TASK BRIEF :: Look through the data below and return each line where "Fasern" appears.

RECORDS TO USE ::

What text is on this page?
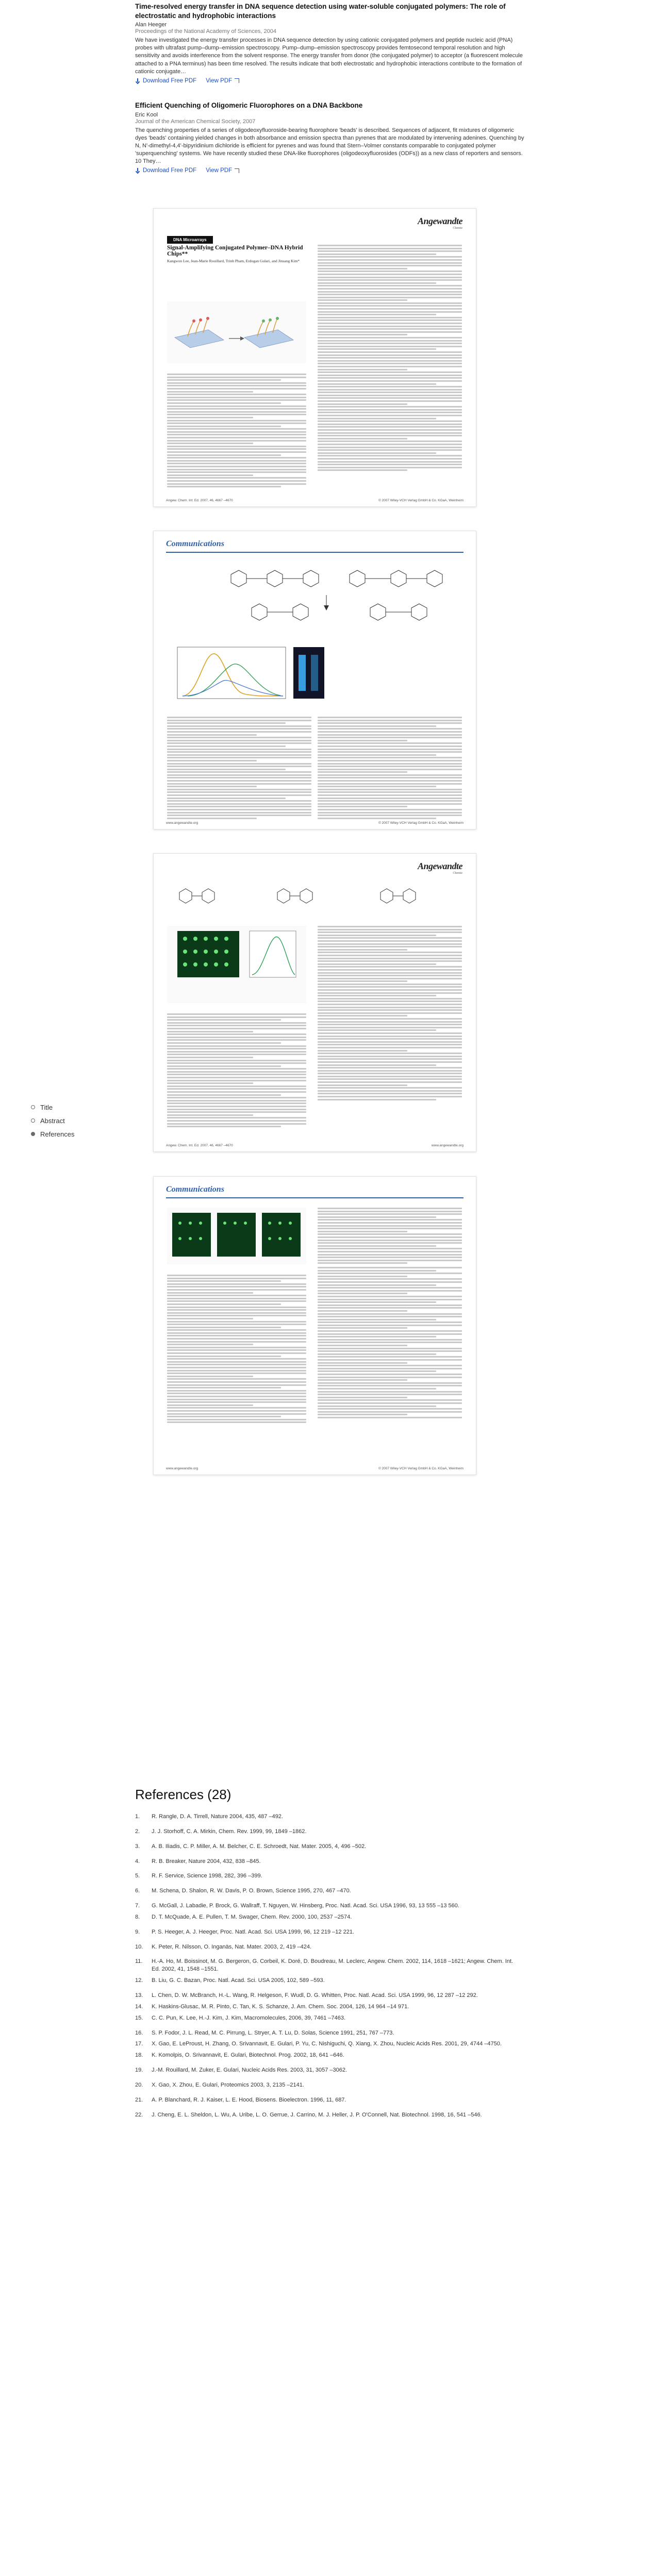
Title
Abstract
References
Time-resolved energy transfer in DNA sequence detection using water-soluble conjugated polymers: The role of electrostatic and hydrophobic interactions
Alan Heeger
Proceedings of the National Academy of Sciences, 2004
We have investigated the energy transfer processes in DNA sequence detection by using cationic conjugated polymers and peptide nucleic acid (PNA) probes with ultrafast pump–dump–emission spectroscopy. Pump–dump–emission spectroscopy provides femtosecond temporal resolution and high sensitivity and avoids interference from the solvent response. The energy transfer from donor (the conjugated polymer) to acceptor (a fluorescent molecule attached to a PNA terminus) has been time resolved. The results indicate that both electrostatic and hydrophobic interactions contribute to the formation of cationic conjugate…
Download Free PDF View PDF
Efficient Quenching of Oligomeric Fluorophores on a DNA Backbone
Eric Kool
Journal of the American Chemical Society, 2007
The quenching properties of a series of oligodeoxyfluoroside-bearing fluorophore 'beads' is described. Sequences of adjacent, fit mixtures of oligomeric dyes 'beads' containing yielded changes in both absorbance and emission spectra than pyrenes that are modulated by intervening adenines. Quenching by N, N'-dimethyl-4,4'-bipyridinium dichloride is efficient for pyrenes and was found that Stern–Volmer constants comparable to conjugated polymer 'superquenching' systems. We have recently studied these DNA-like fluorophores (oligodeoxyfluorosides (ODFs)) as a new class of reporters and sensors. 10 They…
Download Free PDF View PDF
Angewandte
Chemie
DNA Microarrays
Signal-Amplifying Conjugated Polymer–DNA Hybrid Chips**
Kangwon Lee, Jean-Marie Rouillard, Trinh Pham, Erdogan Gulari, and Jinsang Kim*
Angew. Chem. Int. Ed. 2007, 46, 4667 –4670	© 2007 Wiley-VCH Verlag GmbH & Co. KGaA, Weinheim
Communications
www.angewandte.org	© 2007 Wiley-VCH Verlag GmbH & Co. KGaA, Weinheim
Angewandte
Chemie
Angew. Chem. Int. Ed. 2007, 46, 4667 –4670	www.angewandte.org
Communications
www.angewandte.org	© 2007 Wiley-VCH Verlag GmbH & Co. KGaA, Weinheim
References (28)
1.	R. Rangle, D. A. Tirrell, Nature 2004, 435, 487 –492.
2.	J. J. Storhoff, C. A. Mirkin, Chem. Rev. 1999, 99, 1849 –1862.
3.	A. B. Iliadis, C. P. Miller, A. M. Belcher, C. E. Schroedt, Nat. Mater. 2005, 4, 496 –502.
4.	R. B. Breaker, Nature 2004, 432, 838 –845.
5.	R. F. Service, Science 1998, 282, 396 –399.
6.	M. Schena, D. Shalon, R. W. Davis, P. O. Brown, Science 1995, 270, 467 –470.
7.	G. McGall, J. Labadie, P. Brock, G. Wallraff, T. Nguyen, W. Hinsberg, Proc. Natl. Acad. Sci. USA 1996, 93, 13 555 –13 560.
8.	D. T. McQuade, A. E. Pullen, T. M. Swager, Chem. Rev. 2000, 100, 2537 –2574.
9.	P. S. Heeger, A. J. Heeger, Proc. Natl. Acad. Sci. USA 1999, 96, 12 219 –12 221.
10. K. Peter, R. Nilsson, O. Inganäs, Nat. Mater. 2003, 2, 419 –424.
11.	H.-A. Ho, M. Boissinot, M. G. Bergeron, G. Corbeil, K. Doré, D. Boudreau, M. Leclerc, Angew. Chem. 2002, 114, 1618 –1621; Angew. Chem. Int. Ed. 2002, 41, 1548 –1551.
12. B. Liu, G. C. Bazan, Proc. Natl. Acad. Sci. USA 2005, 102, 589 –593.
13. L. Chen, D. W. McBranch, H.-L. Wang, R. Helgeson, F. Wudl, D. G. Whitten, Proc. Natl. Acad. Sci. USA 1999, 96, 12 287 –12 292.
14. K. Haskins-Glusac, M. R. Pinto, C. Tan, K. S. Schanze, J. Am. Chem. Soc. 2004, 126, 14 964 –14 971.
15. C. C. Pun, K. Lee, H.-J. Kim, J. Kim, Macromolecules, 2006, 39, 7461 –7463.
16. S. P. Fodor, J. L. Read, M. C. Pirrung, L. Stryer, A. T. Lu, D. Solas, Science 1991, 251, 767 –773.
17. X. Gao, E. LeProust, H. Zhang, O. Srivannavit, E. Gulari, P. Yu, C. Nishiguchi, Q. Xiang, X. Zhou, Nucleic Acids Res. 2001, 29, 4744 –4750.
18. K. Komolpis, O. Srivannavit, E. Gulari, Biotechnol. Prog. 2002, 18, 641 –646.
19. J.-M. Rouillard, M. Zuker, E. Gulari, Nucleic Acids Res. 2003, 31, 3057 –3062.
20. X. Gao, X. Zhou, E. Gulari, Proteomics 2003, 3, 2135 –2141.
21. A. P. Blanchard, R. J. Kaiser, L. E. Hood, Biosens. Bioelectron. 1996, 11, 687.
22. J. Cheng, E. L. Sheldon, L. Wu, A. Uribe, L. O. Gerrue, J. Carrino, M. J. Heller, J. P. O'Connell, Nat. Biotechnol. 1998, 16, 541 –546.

...

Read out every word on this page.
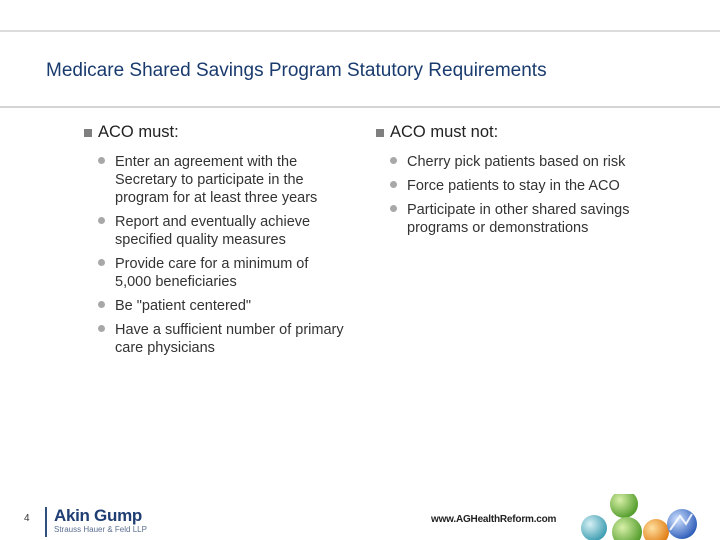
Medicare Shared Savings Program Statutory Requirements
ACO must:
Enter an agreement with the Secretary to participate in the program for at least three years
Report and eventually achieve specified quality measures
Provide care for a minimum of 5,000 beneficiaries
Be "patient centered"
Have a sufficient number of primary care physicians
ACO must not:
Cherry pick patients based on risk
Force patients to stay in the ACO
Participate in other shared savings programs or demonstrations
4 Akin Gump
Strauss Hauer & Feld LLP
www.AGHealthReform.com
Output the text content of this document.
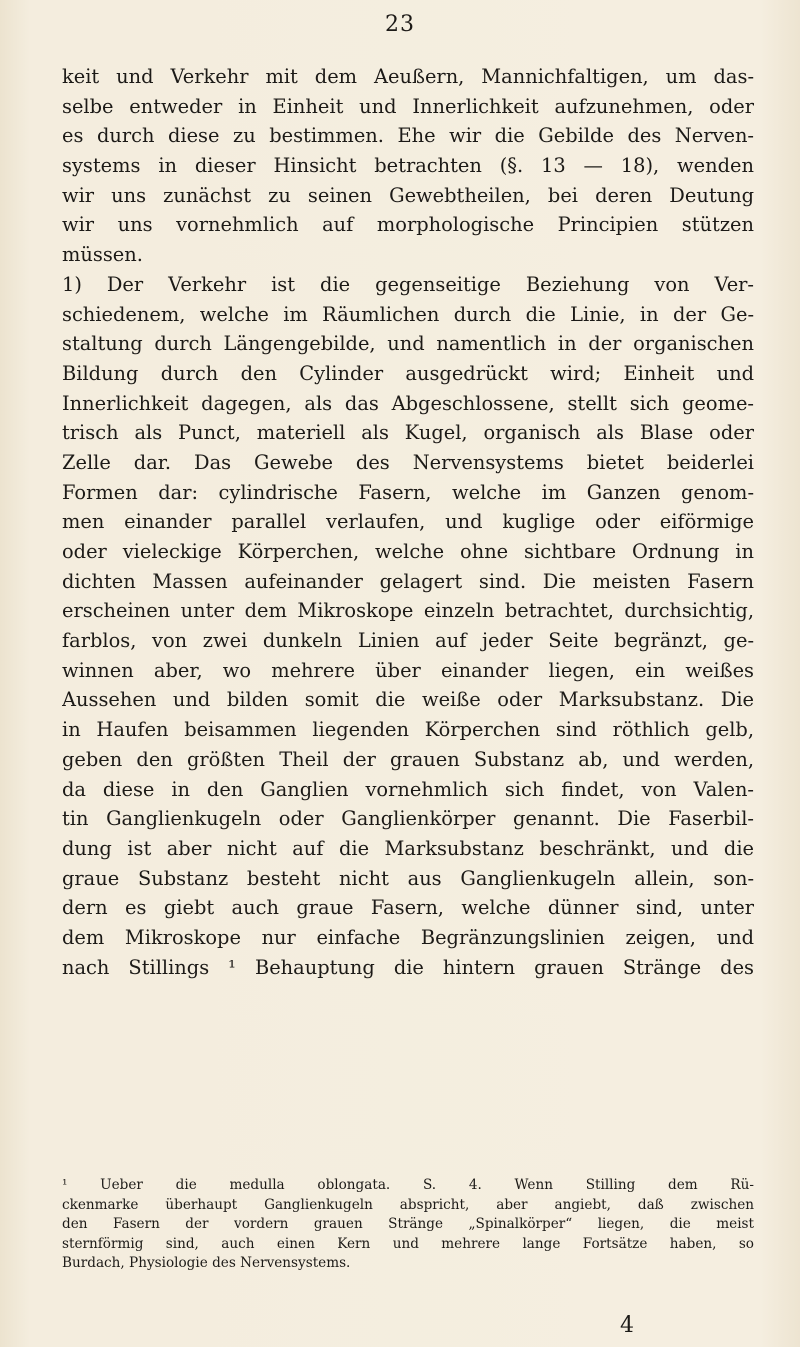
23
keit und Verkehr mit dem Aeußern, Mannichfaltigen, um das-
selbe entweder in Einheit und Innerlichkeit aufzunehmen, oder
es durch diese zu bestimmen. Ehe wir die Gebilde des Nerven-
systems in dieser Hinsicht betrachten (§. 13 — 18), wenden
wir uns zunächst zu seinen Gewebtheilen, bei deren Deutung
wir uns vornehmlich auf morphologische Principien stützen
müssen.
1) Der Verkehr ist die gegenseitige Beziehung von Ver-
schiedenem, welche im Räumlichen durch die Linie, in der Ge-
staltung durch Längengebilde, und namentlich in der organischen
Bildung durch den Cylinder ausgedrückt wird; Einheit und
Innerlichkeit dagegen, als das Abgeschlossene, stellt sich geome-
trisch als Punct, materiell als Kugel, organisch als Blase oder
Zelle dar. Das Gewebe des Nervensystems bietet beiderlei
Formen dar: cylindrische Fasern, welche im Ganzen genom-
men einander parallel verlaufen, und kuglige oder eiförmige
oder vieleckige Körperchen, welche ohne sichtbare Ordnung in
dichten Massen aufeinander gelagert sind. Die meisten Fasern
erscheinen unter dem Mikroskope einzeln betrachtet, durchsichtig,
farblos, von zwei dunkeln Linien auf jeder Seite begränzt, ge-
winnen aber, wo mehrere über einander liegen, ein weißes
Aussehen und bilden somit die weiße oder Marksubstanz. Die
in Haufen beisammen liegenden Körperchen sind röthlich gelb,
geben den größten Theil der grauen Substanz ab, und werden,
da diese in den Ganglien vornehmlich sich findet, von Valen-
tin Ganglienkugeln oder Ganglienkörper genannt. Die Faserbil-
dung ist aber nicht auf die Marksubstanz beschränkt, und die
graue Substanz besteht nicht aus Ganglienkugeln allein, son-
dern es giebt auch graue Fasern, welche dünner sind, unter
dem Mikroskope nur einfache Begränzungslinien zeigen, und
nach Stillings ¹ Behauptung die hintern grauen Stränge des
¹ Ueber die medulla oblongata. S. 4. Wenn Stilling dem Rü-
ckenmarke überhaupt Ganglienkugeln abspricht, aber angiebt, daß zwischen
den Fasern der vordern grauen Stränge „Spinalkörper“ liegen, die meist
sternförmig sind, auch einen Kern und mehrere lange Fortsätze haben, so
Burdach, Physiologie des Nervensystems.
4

--

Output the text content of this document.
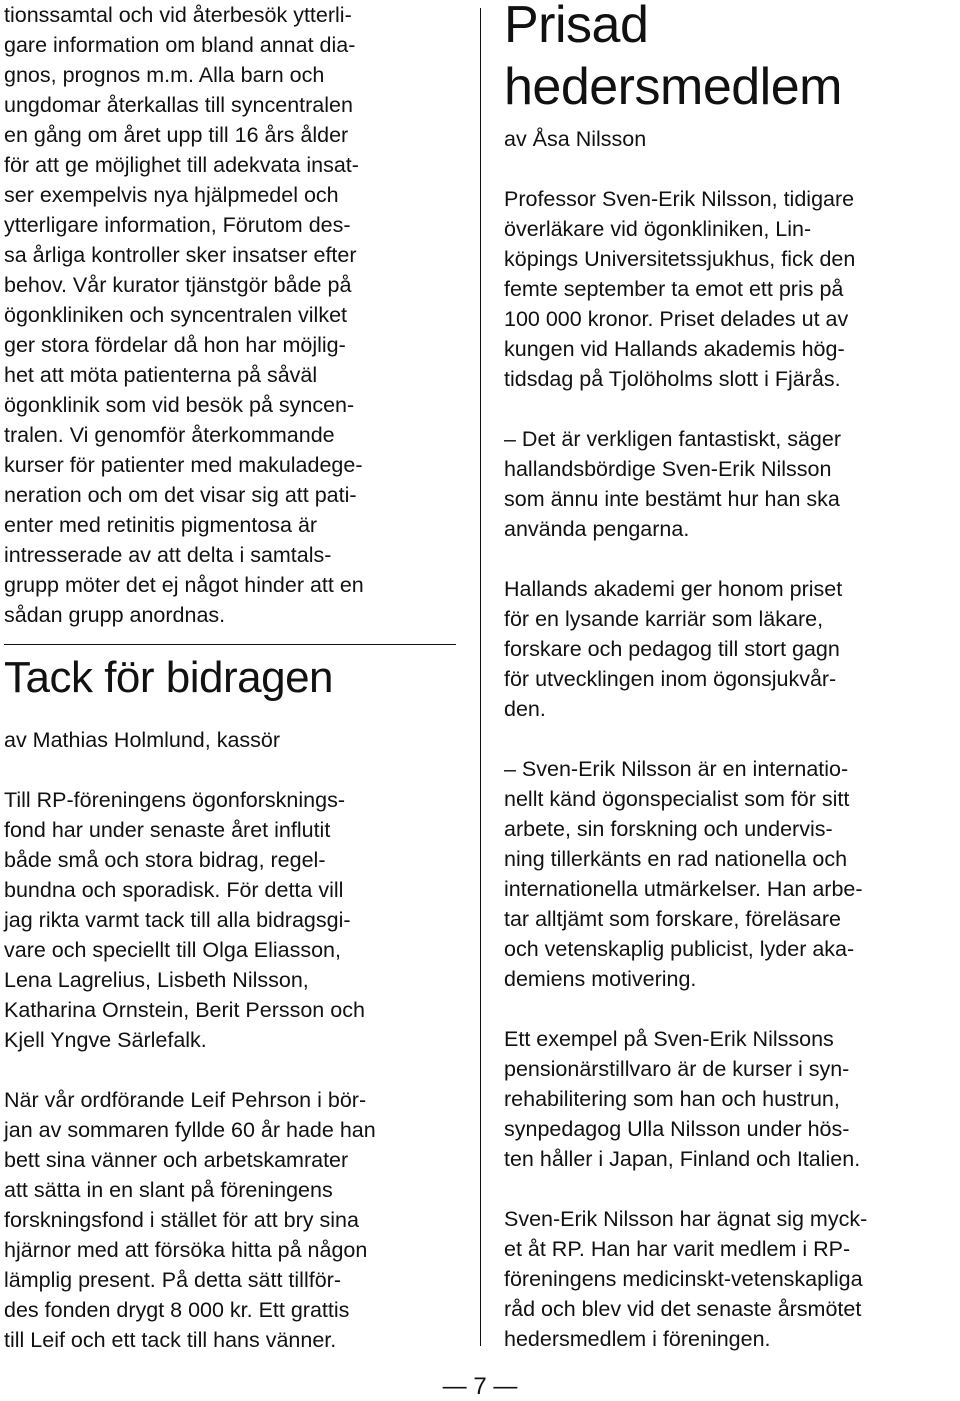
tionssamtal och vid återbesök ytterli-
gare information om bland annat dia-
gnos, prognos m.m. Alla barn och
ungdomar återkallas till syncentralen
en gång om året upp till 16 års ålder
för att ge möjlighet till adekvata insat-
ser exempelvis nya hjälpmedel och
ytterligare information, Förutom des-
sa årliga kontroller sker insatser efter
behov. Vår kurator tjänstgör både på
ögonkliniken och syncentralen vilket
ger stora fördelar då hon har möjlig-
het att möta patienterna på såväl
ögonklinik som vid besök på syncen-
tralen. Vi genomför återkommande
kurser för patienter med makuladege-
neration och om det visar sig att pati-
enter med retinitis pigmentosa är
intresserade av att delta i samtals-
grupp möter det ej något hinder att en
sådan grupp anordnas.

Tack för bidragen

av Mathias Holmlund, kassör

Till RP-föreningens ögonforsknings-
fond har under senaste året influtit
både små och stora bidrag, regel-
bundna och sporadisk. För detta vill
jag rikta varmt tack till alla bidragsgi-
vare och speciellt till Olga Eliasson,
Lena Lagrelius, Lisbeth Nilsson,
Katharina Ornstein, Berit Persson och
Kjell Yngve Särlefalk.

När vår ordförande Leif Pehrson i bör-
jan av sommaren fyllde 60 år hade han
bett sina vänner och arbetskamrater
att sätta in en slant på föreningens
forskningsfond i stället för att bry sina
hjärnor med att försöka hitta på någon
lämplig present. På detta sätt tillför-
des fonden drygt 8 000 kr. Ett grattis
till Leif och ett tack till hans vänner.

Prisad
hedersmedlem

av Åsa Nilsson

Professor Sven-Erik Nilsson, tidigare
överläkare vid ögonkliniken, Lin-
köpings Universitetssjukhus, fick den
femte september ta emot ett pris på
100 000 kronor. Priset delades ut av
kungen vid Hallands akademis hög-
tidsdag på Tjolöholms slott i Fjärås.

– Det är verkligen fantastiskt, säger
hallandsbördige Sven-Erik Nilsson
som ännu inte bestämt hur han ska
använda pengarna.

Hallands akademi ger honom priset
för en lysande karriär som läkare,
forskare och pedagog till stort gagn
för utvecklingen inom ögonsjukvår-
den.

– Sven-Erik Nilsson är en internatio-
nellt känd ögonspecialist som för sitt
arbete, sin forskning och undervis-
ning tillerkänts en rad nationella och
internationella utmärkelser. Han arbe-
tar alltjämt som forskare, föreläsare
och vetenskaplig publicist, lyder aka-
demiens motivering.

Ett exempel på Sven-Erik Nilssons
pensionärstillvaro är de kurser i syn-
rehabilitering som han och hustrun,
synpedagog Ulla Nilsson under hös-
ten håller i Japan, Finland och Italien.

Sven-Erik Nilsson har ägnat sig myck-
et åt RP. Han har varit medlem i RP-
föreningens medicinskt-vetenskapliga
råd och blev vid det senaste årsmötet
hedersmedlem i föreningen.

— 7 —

YOUR SOLUTION ::
Formen dar: cylindrische Fasern, welche im Ganzen genom-
dichten Massen aufeinander gelagert sind. Die meisten Fasern
dern es giebt auch graue Fasern, welche dünner sind, unter
den Fasern der vordern grauen Stränge „Spinalkörper“ liegen, die meist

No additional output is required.